• **YOUR GOAL**: Reproduce the data exactly and drop any pictures it holds.

Dataset items:

-- Begin --

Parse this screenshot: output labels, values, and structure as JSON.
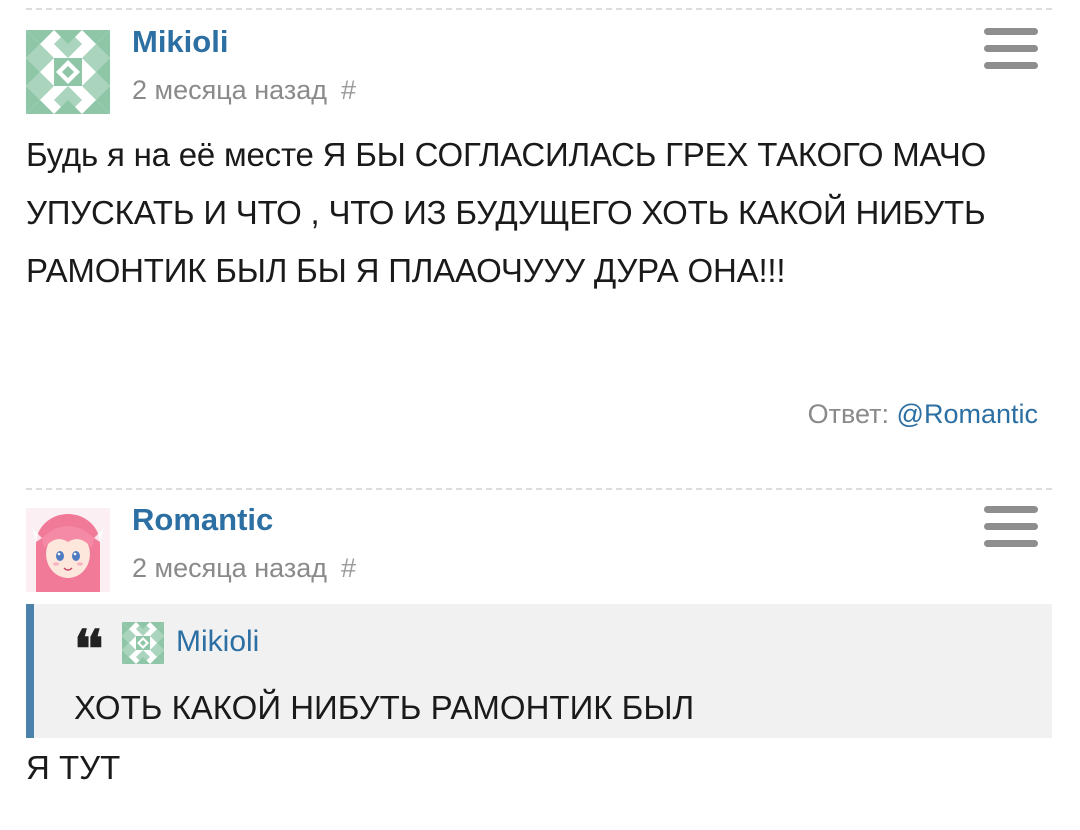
{
  "comments": [
    {
      "author": "Mikioli",
      "time": "2 месяца назад",
      "permalink": "#",
      "text": "Будь я на её месте Я БЫ СОГЛАСИЛАСЬ ГРЕХ ТАКОГО МАЧО УПУСКАТЬ И ЧТО , ЧТО ИЗ БУДУЩЕГО ХОТЬ КАКОЙ НИБУТЬ РАМОНТИК БЫЛ БЫ Я ПЛААОЧУУУ ДУРА ОНА!!!",
      "reply_prefix": "Ответ:",
      "reply_to": "@Romantic"
    },
    {
      "author": "Romantic",
      "time": "2 месяца назад",
      "permalink": "#",
      "quote": {
        "mark": "❛❛",
        "author": "Mikioli",
        "text": "ХОТЬ КАКОЙ НИБУТЬ РАМОНТИК БЫЛ"
      },
      "text": "Я ТУТ"
    }
  ],
  "colors": {
    "link": "#2c6fa3",
    "muted": "#8a8a8a",
    "quote_bar": "#4a82ab",
    "quote_bg": "#f1f1f2",
    "identicon": "#8fc6a8"
  },
  "icons": {
    "menu": "hamburger-menu-icon",
    "quote": "quote-icon"
  }
}
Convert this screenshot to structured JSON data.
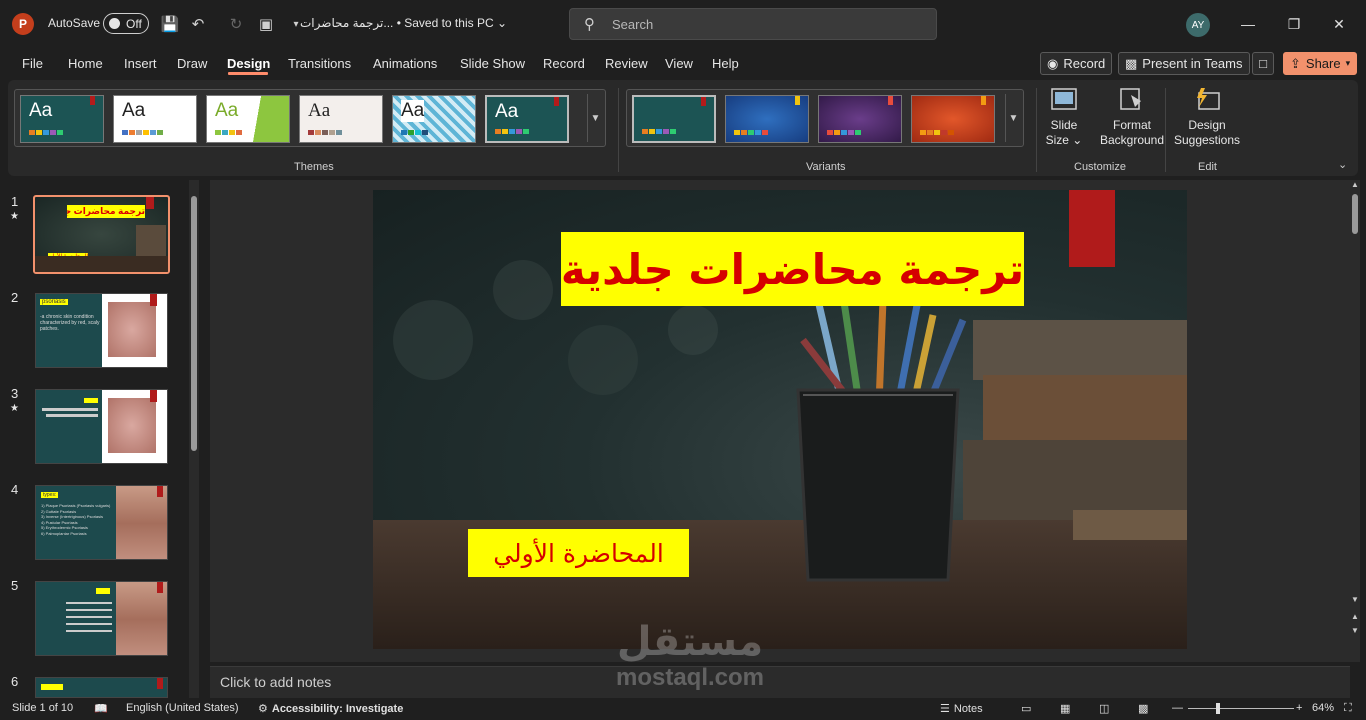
{
  "titlebar": {
    "app_logo": "P",
    "autosave_label": "AutoSave",
    "autosave_state": "Off",
    "doc_title": "ترجمة محاضرات... • Saved to this PC ⌄",
    "search_placeholder": "Search",
    "user_initials": "AY",
    "icons": [
      "save-icon",
      "undo-icon",
      "redo-icon",
      "present-icon",
      "customize-qat-icon",
      "minimize-icon",
      "restore-icon",
      "close-icon"
    ]
  },
  "menu": {
    "tabs": [
      "File",
      "Home",
      "Insert",
      "Draw",
      "Design",
      "Transitions",
      "Animations",
      "Slide Show",
      "Record",
      "Review",
      "View",
      "Help"
    ],
    "active": "Design",
    "record_btn": "Record",
    "teams_btn": "Present in Teams",
    "share_btn": "Share"
  },
  "ribbon": {
    "themes_label": "Themes",
    "variants_label": "Variants",
    "customize_label": "Customize",
    "edit_label": "Edit",
    "theme_text": "Aa",
    "slide_size": "Slide Size",
    "format_background": [
      "Format",
      "Background"
    ],
    "design_suggestions": [
      "Design",
      "Suggestions"
    ],
    "slide_size_lines": [
      "Slide",
      "Size ⌄"
    ]
  },
  "slides_panel": {
    "numbers": [
      "1",
      "2",
      "3",
      "4",
      "5",
      "6"
    ],
    "thumb2_head": "psoriasis",
    "thumb2_text": "-a chronic skin condition characterized by red, scaly patches.",
    "thumb4_head": "types:",
    "thumb4_items": [
      "1) Plaque Psoriasis (Psoriasis vulgaris)",
      "2) Guttate Psoriasis",
      "3) Inverse (Intertriginous) Psoriasis",
      "4) Pustular Psoriasis",
      "5) Erythrodermic Psoriasis",
      "6) Palmoplantar Psoriasis"
    ]
  },
  "slide": {
    "title": "ترجمة محاضرات جلدية",
    "subtitle": "المحاضرة الأولي"
  },
  "notes_placeholder": "Click to add notes",
  "watermark": {
    "arabic": "مستقل",
    "latin": "mostaql.com"
  },
  "status": {
    "slide_count": "Slide 1 of 10",
    "language": "English (United States)",
    "accessibility": "Accessibility: Investigate",
    "notes": "Notes",
    "zoom": "64%"
  },
  "colors": {
    "accent": "#f2916c",
    "title_red": "#d50000",
    "highlight_yellow": "#ffff00"
  }
}
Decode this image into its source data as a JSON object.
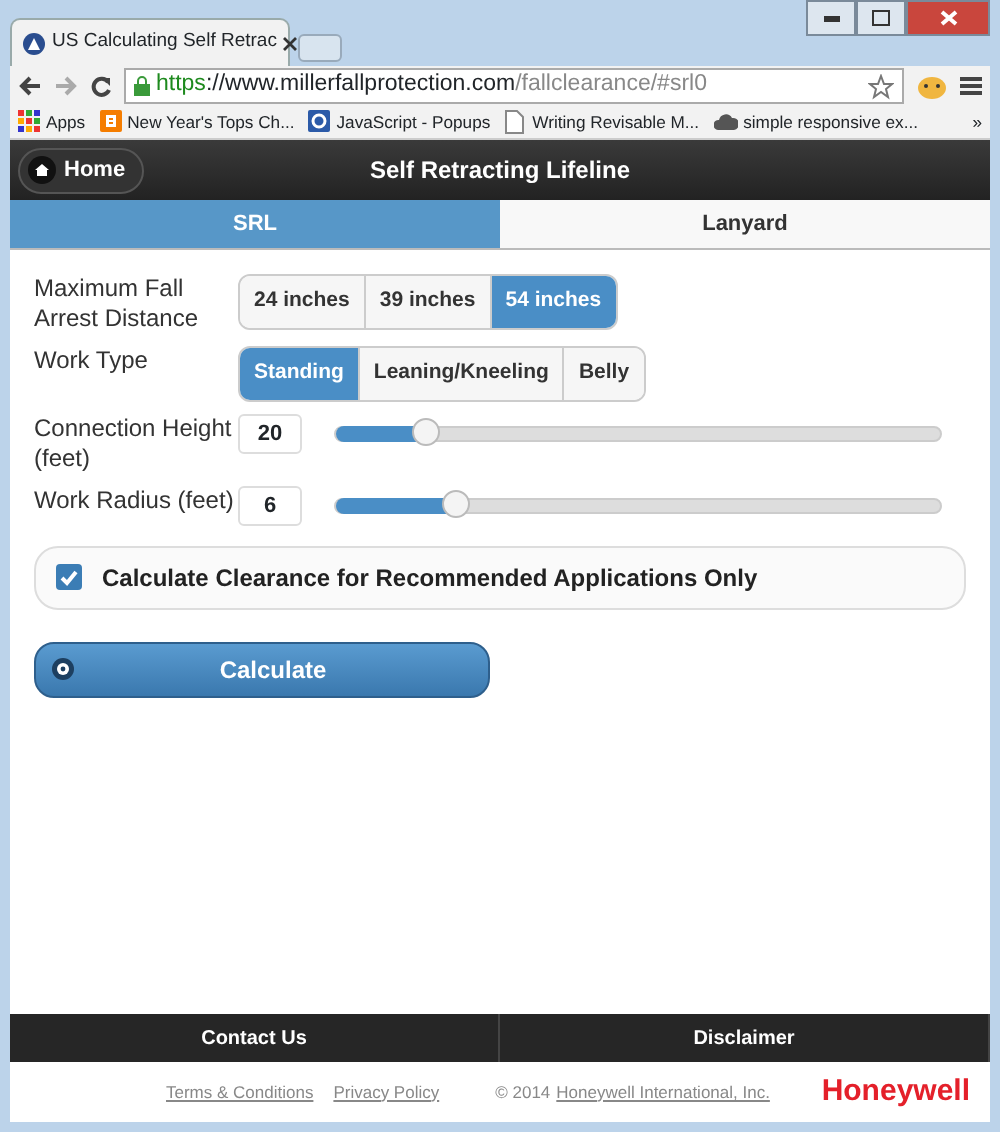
{
  "browser": {
    "tab_title": "US Calculating Self Retrac",
    "url": {
      "scheme": "https",
      "host": "://www.millerfallprotection.com",
      "path": "/fallclearance/#srl0"
    },
    "bookmarks": [
      {
        "label": "Apps"
      },
      {
        "label": "New Year's Tops Ch..."
      },
      {
        "label": "JavaScript - Popups"
      },
      {
        "label": "Writing Revisable M..."
      },
      {
        "label": "simple responsive ex..."
      }
    ],
    "overflow": "»"
  },
  "header": {
    "home": "Home",
    "title": "Self Retracting Lifeline"
  },
  "tabs": [
    {
      "label": "SRL",
      "selected": true
    },
    {
      "label": "Lanyard",
      "selected": false
    }
  ],
  "fields": [
    {
      "kind": "segmented",
      "label": "Maximum Fall Arrest Distance",
      "options": [
        {
          "label": "24 inches",
          "selected": false
        },
        {
          "label": "39 inches",
          "selected": false
        },
        {
          "label": "54 inches",
          "selected": true
        }
      ]
    },
    {
      "kind": "segmented",
      "label": "Work Type",
      "options": [
        {
          "label": "Standing",
          "selected": true
        },
        {
          "label": "Leaning/Kneeling",
          "selected": false
        },
        {
          "label": "Belly",
          "selected": false
        }
      ]
    },
    {
      "kind": "slider",
      "label": "Connection Height (feet)",
      "value": "20",
      "level": 0.15
    },
    {
      "kind": "slider",
      "label": "Work Radius (feet)",
      "value": "6",
      "level": 0.2
    }
  ],
  "checkbox": {
    "label": "Calculate Clearance for Recommended Applications Only",
    "checked": true
  },
  "calculate": "Calculate",
  "footer_nav": [
    "Contact Us",
    "Disclaimer"
  ],
  "footer": {
    "links": [
      "Terms & Conditions",
      "Privacy Policy"
    ],
    "copyright": "© 2014",
    "company_link": "Honeywell International, Inc.",
    "logo": "Honeywell"
  }
}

-- End --

• **RESPONSE TO THE EXERCISE**:
Parse this screenshot: output labels, values, and structure as JSON.
{
  "comments": [
    {
      "author": "Mikioli",
      "time": "2 месяца назад",
      "permalink": "#",
      "text": "Будь я на её месте Я БЫ СОГЛАСИЛАСЬ ГРЕХ ТАКОГО МАЧО УПУСКАТЬ И ЧТО , ЧТО ИЗ БУДУЩЕГО ХОТЬ КАКОЙ НИБУТЬ РАМОНТИК БЫЛ БЫ Я ПЛААОЧУУУ ДУРА ОНА!!!",
      "reply_prefix": "Ответ:",
      "reply_to": "@Romantic"
    },
    {
      "author": "Romantic",
      "time": "2 месяца назад",
      "permalink": "#",
      "quote": {
        "mark": "❛❛",
        "author": "Mikioli",
        "text": "ХОТЬ КАКОЙ НИБУТЬ РАМОНТИК БЫЛ"
      },
      "text": "Я ТУТ"
    }
  ],
  "colors": {
    "link": "#2c6fa3",
    "muted": "#8a8a8a",
    "quote_bar": "#4a82ab",
    "quote_bg": "#f1f1f2",
    "identicon": "#8fc6a8"
  },
  "icons": {
    "menu": "hamburger-menu-icon",
    "quote": "quote-icon"
  }
}
Convert this screenshot to structured JSON data.
{
  "titlebar": {
    "app_logo": "P",
    "autosave_label": "AutoSave",
    "autosave_state": "Off",
    "doc_title": "ترجمة محاضرات... • Saved to this PC ⌄",
    "search_placeholder": "Search",
    "user_initials": "AY",
    "icons": [
      "save-icon",
      "undo-icon",
      "redo-icon",
      "present-icon",
      "customize-qat-icon",
      "minimize-icon",
      "restore-icon",
      "close-icon"
    ]
  },
  "menu": {
    "tabs": [
      "File",
      "Home",
      "Insert",
      "Draw",
      "Design",
      "Transitions",
      "Animations",
      "Slide Show",
      "Record",
      "Review",
      "View",
      "Help"
    ],
    "active": "Design",
    "record_btn": "Record",
    "teams_btn": "Present in Teams",
    "share_btn": "Share"
  },
  "ribbon": {
    "themes_label": "Themes",
    "variants_label": "Variants",
    "customize_label": "Customize",
    "edit_label": "Edit",
    "theme_text": "Aa",
    "slide_size": "Slide Size",
    "format_background": [
      "Format",
      "Background"
    ],
    "design_suggestions": [
      "Design",
      "Suggestions"
    ],
    "slide_size_lines": [
      "Slide",
      "Size ⌄"
    ]
  },
  "slides_panel": {
    "numbers": [
      "1",
      "2",
      "3",
      "4",
      "5",
      "6"
    ],
    "thumb2_head": "psoriasis",
    "thumb2_text": "-a chronic skin condition characterized by red, scaly patches.",
    "thumb4_head": "types:",
    "thumb4_items": [
      "1) Plaque Psoriasis (Psoriasis vulgaris)",
      "2) Guttate Psoriasis",
      "3) Inverse (Intertriginous) Psoriasis",
      "4) Pustular Psoriasis",
      "5) Erythrodermic Psoriasis",
      "6) Palmoplantar Psoriasis"
    ]
  },
  "slide": {
    "title": "ترجمة محاضرات جلدية",
    "subtitle": "المحاضرة الأولي"
  },
  "notes_placeholder": "Click to add notes",
  "watermark": {
    "arabic": "مستقل",
    "latin": "mostaql.com"
  },
  "status": {
    "slide_count": "Slide 1 of 10",
    "language": "English (United States)",
    "accessibility": "Accessibility: Investigate",
    "notes": "Notes",
    "zoom": "64%"
  },
  "colors": {
    "accent": "#f2916c",
    "title_red": "#d50000",
    "highlight_yellow": "#ffff00"
  }
}
Decode this image into its source data as a JSON object.
{
  "browser": {
    "tab_title": "US Calculating Self Retrac",
    "url": {
      "scheme": "https",
      "host": "://www.millerfallprotection.com",
      "path": "/fallclearance/#srl0"
    },
    "bookmarks": [
      {
        "label": "Apps"
      },
      {
        "label": "New Year's Tops Ch..."
      },
      {
        "label": "JavaScript - Popups"
      },
      {
        "label": "Writing Revisable M..."
      },
      {
        "label": "simple responsive ex..."
      }
    ],
    "overflow": "»"
  },
  "header": {
    "home": "Home",
    "title": "Self Retracting Lifeline"
  },
  "tabs": [
    {
      "label": "SRL",
      "selected": true
    },
    {
      "label": "Lanyard",
      "selected": false
    }
  ],
  "fields": [
    {
      "kind": "segmented",
      "label": "Maximum Fall Arrest Distance",
      "options": [
        {
          "label": "24 inches",
          "selected": false
        },
        {
          "label": "39 inches",
          "selected": false
        },
        {
          "label": "54 inches",
          "selected": true
        }
      ]
    },
    {
      "kind": "segmented",
      "label": "Work Type",
      "options": [
        {
          "label": "Standing",
          "selected": true
        },
        {
          "label": "Leaning/Kneeling",
          "selected": false
        },
        {
          "label": "Belly",
          "selected": false
        }
      ]
    },
    {
      "kind": "slider",
      "label": "Connection Height (feet)",
      "value": "20",
      "level": 0.15
    },
    {
      "kind": "slider",
      "label": "Work Radius (feet)",
      "value": "6",
      "level": 0.2
    }
  ],
  "checkbox": {
    "label": "Calculate Clearance for Recommended Applications Only",
    "checked": true
  },
  "calculate": "Calculate",
  "footer_nav": [
    "Contact Us",
    "Disclaimer"
  ],
  "footer": {
    "links": [
      "Terms & Conditions",
      "Privacy Policy"
    ],
    "copyright": "© 2014",
    "company_link": "Honeywell International, Inc.",
    "logo": "Honeywell"
  }
}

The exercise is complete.